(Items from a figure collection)

++++++

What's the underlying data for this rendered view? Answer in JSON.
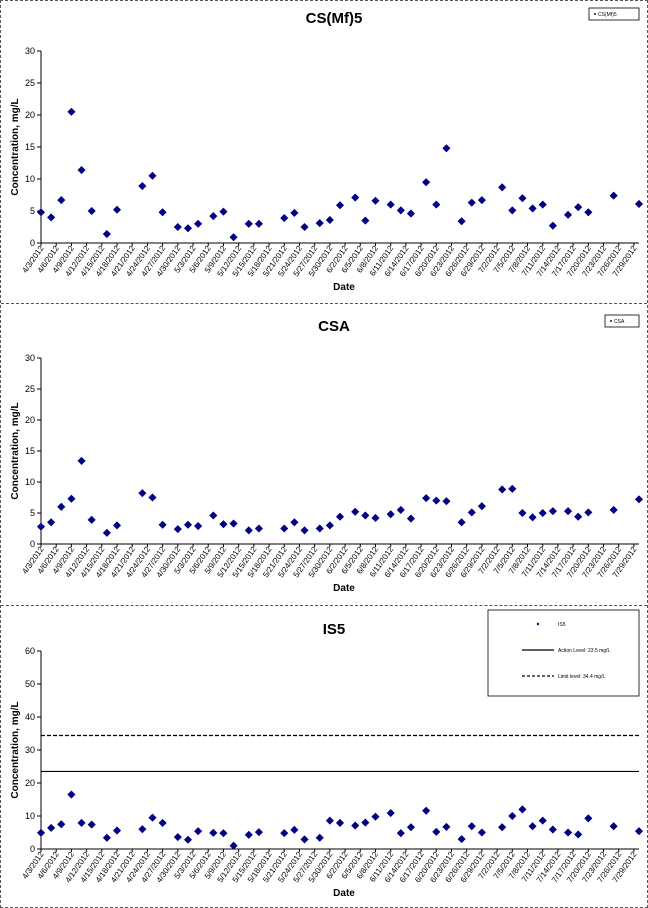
{
  "colors": {
    "marker": "#000080",
    "axis": "#000000"
  },
  "dates": [
    "4/3/2012",
    "4/6/2012",
    "4/9/2012",
    "4/12/2012",
    "4/15/2012",
    "4/18/2012",
    "4/21/2012",
    "4/24/2012",
    "4/27/2012",
    "4/30/2012",
    "5/3/2012",
    "5/6/2012",
    "5/9/2012",
    "5/12/2012",
    "5/15/2012",
    "5/18/2012",
    "5/21/2012",
    "5/24/2012",
    "5/27/2012",
    "5/30/2012",
    "6/2/2012",
    "6/5/2012",
    "6/8/2012",
    "6/11/2012",
    "6/14/2012",
    "6/17/2012",
    "6/20/2012",
    "6/23/2012",
    "6/26/2012",
    "6/29/2012",
    "7/2/2012",
    "7/5/2012",
    "7/8/2012",
    "7/11/2012",
    "7/14/2012",
    "7/17/2012",
    "7/20/2012",
    "7/23/2012",
    "7/26/2012",
    "7/29/2012"
  ],
  "chart_data": [
    {
      "type": "scatter",
      "title": "CS(Mf)5",
      "xlabel": "Date",
      "ylabel": "Concentration, mg/L",
      "ylim": [
        0,
        30
      ],
      "yticks": [
        0,
        5,
        10,
        15,
        20,
        25,
        30
      ],
      "xlim": [
        "2012-04-03",
        "2012-07-30"
      ],
      "legend": {
        "placement": "top-right",
        "entries": [
          "CS(Mf)5"
        ]
      },
      "series": [
        {
          "name": "CS(Mf)5",
          "x": [
            "2012-04-03",
            "2012-04-05",
            "2012-04-07",
            "2012-04-09",
            "2012-04-11",
            "2012-04-13",
            "2012-04-16",
            "2012-04-18",
            "2012-04-23",
            "2012-04-25",
            "2012-04-27",
            "2012-04-30",
            "2012-05-02",
            "2012-05-04",
            "2012-05-07",
            "2012-05-09",
            "2012-05-11",
            "2012-05-14",
            "2012-05-16",
            "2012-05-21",
            "2012-05-23",
            "2012-05-25",
            "2012-05-28",
            "2012-05-30",
            "2012-06-01",
            "2012-06-04",
            "2012-06-06",
            "2012-06-08",
            "2012-06-11",
            "2012-06-13",
            "2012-06-15",
            "2012-06-18",
            "2012-06-20",
            "2012-06-22",
            "2012-06-25",
            "2012-06-27",
            "2012-06-29",
            "2012-07-03",
            "2012-07-05",
            "2012-07-07",
            "2012-07-09",
            "2012-07-11",
            "2012-07-13",
            "2012-07-16",
            "2012-07-18",
            "2012-07-20",
            "2012-07-25",
            "2012-07-30"
          ],
          "y": [
            4.8,
            4.0,
            6.7,
            20.5,
            11.4,
            5.0,
            1.4,
            5.2,
            8.9,
            10.5,
            4.8,
            2.5,
            2.3,
            3.0,
            4.2,
            4.9,
            0.9,
            3.0,
            3.0,
            3.9,
            4.7,
            2.5,
            3.1,
            3.6,
            5.9,
            7.1,
            3.5,
            6.6,
            6.0,
            5.1,
            4.6,
            9.5,
            6.0,
            14.8,
            3.4,
            6.3,
            6.7,
            8.7,
            5.1,
            7.0,
            5.4,
            6.0,
            2.7,
            4.4,
            5.6,
            4.8,
            7.4,
            6.1
          ]
        }
      ]
    },
    {
      "type": "scatter",
      "title": "CSA",
      "xlabel": "Date",
      "ylabel": "Concentration, mg/L",
      "ylim": [
        0,
        30
      ],
      "yticks": [
        0,
        5,
        10,
        15,
        20,
        25,
        30
      ],
      "xlim": [
        "2012-04-03",
        "2012-07-30"
      ],
      "legend": {
        "placement": "top-right",
        "entries": [
          "CSA"
        ]
      },
      "series": [
        {
          "name": "CSA",
          "x": [
            "2012-04-03",
            "2012-04-05",
            "2012-04-07",
            "2012-04-09",
            "2012-04-11",
            "2012-04-13",
            "2012-04-16",
            "2012-04-18",
            "2012-04-23",
            "2012-04-25",
            "2012-04-27",
            "2012-04-30",
            "2012-05-02",
            "2012-05-04",
            "2012-05-07",
            "2012-05-09",
            "2012-05-11",
            "2012-05-14",
            "2012-05-16",
            "2012-05-21",
            "2012-05-23",
            "2012-05-25",
            "2012-05-28",
            "2012-05-30",
            "2012-06-01",
            "2012-06-04",
            "2012-06-06",
            "2012-06-08",
            "2012-06-11",
            "2012-06-13",
            "2012-06-15",
            "2012-06-18",
            "2012-06-20",
            "2012-06-22",
            "2012-06-25",
            "2012-06-27",
            "2012-06-29",
            "2012-07-03",
            "2012-07-05",
            "2012-07-07",
            "2012-07-09",
            "2012-07-11",
            "2012-07-13",
            "2012-07-16",
            "2012-07-18",
            "2012-07-20",
            "2012-07-25",
            "2012-07-30"
          ],
          "y": [
            2.8,
            3.5,
            6.0,
            7.3,
            13.4,
            3.9,
            1.8,
            3.0,
            8.2,
            7.5,
            3.1,
            2.4,
            3.1,
            2.9,
            4.6,
            3.2,
            3.3,
            2.2,
            2.5,
            2.5,
            3.5,
            2.2,
            2.5,
            3.0,
            4.4,
            5.2,
            4.6,
            4.2,
            4.8,
            5.5,
            4.1,
            7.4,
            7.0,
            6.9,
            3.5,
            5.1,
            6.1,
            8.8,
            8.9,
            5.0,
            4.3,
            5.0,
            5.3,
            5.3,
            4.4,
            5.1,
            5.5,
            7.2
          ]
        }
      ]
    },
    {
      "type": "scatter",
      "title": "IS5",
      "xlabel": "Date",
      "ylabel": "Concentration, mg/L",
      "ylim": [
        0,
        60
      ],
      "yticks": [
        0,
        10,
        20,
        30,
        40,
        50,
        60
      ],
      "xlim": [
        "2012-04-03",
        "2012-07-30"
      ],
      "legend": {
        "placement": "top-right",
        "entries": [
          "IS5",
          "Action Level: 23.5 mg/L",
          "Limit level: 34.4 mg/L"
        ]
      },
      "reference_lines": [
        {
          "name": "Action Level: 23.5 mg/L",
          "value": 23.5,
          "style": "solid"
        },
        {
          "name": "Limit level: 34.4 mg/L",
          "value": 34.4,
          "style": "dashed"
        }
      ],
      "series": [
        {
          "name": "IS5",
          "x": [
            "2012-04-03",
            "2012-04-05",
            "2012-04-07",
            "2012-04-09",
            "2012-04-11",
            "2012-04-13",
            "2012-04-16",
            "2012-04-18",
            "2012-04-23",
            "2012-04-25",
            "2012-04-27",
            "2012-04-30",
            "2012-05-02",
            "2012-05-04",
            "2012-05-07",
            "2012-05-09",
            "2012-05-11",
            "2012-05-14",
            "2012-05-16",
            "2012-05-21",
            "2012-05-23",
            "2012-05-25",
            "2012-05-28",
            "2012-05-30",
            "2012-06-01",
            "2012-06-04",
            "2012-06-06",
            "2012-06-08",
            "2012-06-11",
            "2012-06-13",
            "2012-06-15",
            "2012-06-18",
            "2012-06-20",
            "2012-06-22",
            "2012-06-25",
            "2012-06-27",
            "2012-06-29",
            "2012-07-03",
            "2012-07-05",
            "2012-07-07",
            "2012-07-09",
            "2012-07-11",
            "2012-07-13",
            "2012-07-16",
            "2012-07-18",
            "2012-07-20",
            "2012-07-25",
            "2012-07-30"
          ],
          "y": [
            4.9,
            6.4,
            7.5,
            16.5,
            7.9,
            7.4,
            3.4,
            5.6,
            6.0,
            9.5,
            7.9,
            3.6,
            2.8,
            5.4,
            4.9,
            4.8,
            1.0,
            4.3,
            5.1,
            4.8,
            5.8,
            2.9,
            3.4,
            8.6,
            7.9,
            7.1,
            8.0,
            9.8,
            10.9,
            4.8,
            6.6,
            11.6,
            5.2,
            6.7,
            3.0,
            6.9,
            5.0,
            6.6,
            10.0,
            12.0,
            6.9,
            8.6,
            5.9,
            5.0,
            4.4,
            9.3,
            6.9,
            5.4
          ]
        }
      ]
    }
  ]
}
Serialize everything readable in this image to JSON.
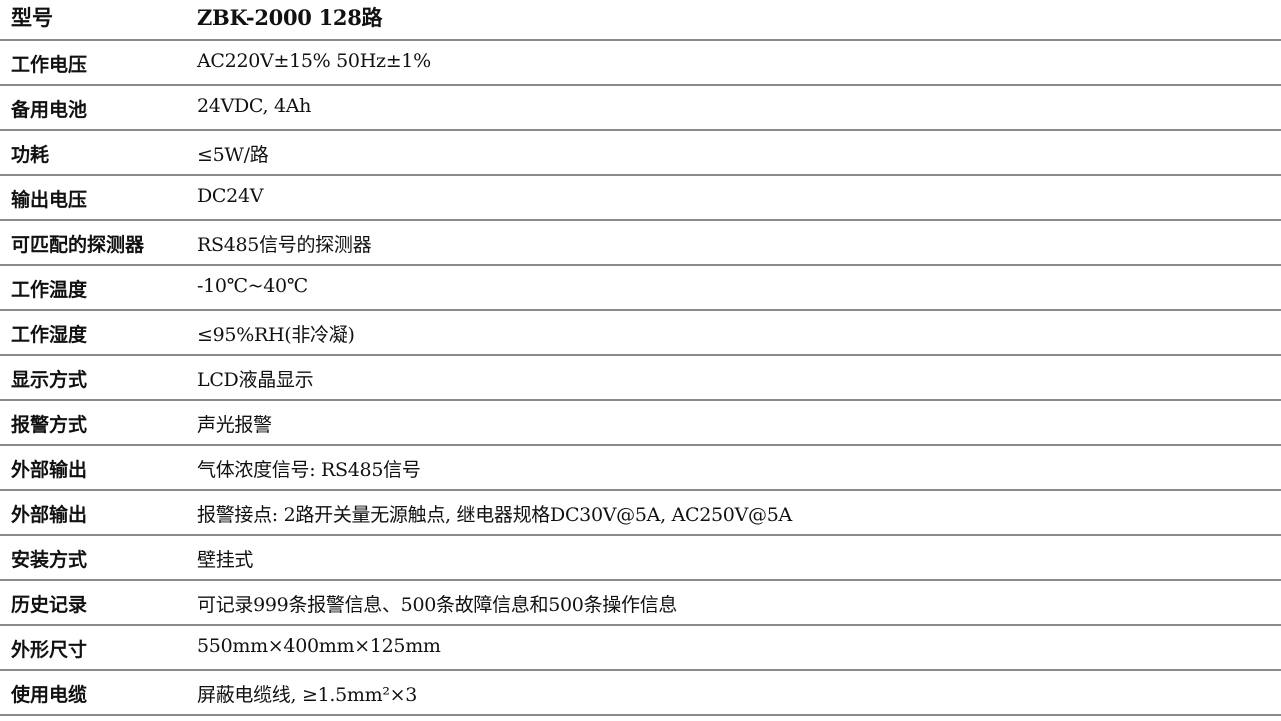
{
  "header": {
    "label": "型号",
    "value": "ZBK-2000 128路"
  },
  "rows": [
    {
      "label": "工作电压",
      "value": "AC220V±15% 50Hz±1%"
    },
    {
      "label": "备用电池",
      "value": "24VDC, 4Ah"
    },
    {
      "label": "功耗",
      "value": "≤5W/路"
    },
    {
      "label": "输出电压",
      "value": "DC24V"
    },
    {
      "label": "可匹配的探测器",
      "value": "RS485信号的探测器"
    },
    {
      "label": "工作温度",
      "value": "-10℃~40℃"
    },
    {
      "label": "工作湿度",
      "value": "≤95%RH(非冷凝)"
    },
    {
      "label": "显示方式",
      "value": "LCD液晶显示"
    },
    {
      "label": "报警方式",
      "value": "声光报警"
    },
    {
      "label": "外部输出",
      "value": "气体浓度信号: RS485信号"
    },
    {
      "label": "外部输出",
      "value": "报警接点: 2路开关量无源触点, 继电器规格DC30V@5A, AC250V@5A"
    },
    {
      "label": "安装方式",
      "value": "壁挂式"
    },
    {
      "label": "历史记录",
      "value": "可记录999条报警信息、500条故障信息和500条操作信息"
    },
    {
      "label": "外形尺寸",
      "value": "550mm×400mm×125mm"
    },
    {
      "label": "使用电缆",
      "value": "屏蔽电缆线, ≥1.5mm²×3"
    }
  ]
}
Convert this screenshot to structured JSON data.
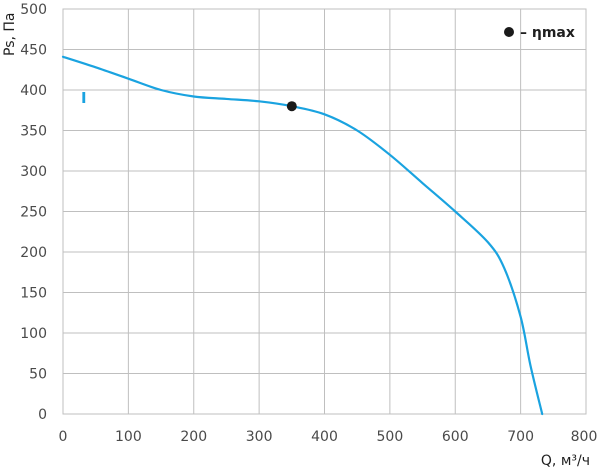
{
  "chart_data": {
    "type": "line",
    "title": "",
    "xlabel": "Q, м³/ч",
    "ylabel": "Ps, Па",
    "xlim": [
      0,
      800
    ],
    "ylim": [
      0,
      500
    ],
    "x_ticks": [
      0,
      100,
      200,
      300,
      400,
      500,
      600,
      700,
      800
    ],
    "y_ticks": [
      0,
      50,
      100,
      150,
      200,
      250,
      300,
      350,
      400,
      450,
      500
    ],
    "grid": true,
    "legend_position": "top-right",
    "legend": {
      "symbol": "●",
      "text": "– ηmax"
    },
    "series": [
      {
        "label": "I",
        "color": "#1aa3e0",
        "x": [
          0,
          50,
          100,
          150,
          200,
          250,
          300,
          350,
          400,
          450,
          500,
          550,
          600,
          650,
          675,
          700,
          715,
          733
        ],
        "y": [
          441,
          428,
          414,
          400,
          392,
          389,
          386,
          380,
          370,
          350,
          320,
          285,
          250,
          212,
          180,
          120,
          60,
          0
        ]
      }
    ],
    "markers": [
      {
        "x": 350,
        "y": 380,
        "color": "#1a1a1a"
      }
    ]
  }
}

++++++

__Set problem__: Filter the records for lines holding the string "Limit". Copy each one.

__Answer to the exercise__:
          "Limit level: 34.4 mg/L"
          "name": "Limit level: 34.4 mg/L",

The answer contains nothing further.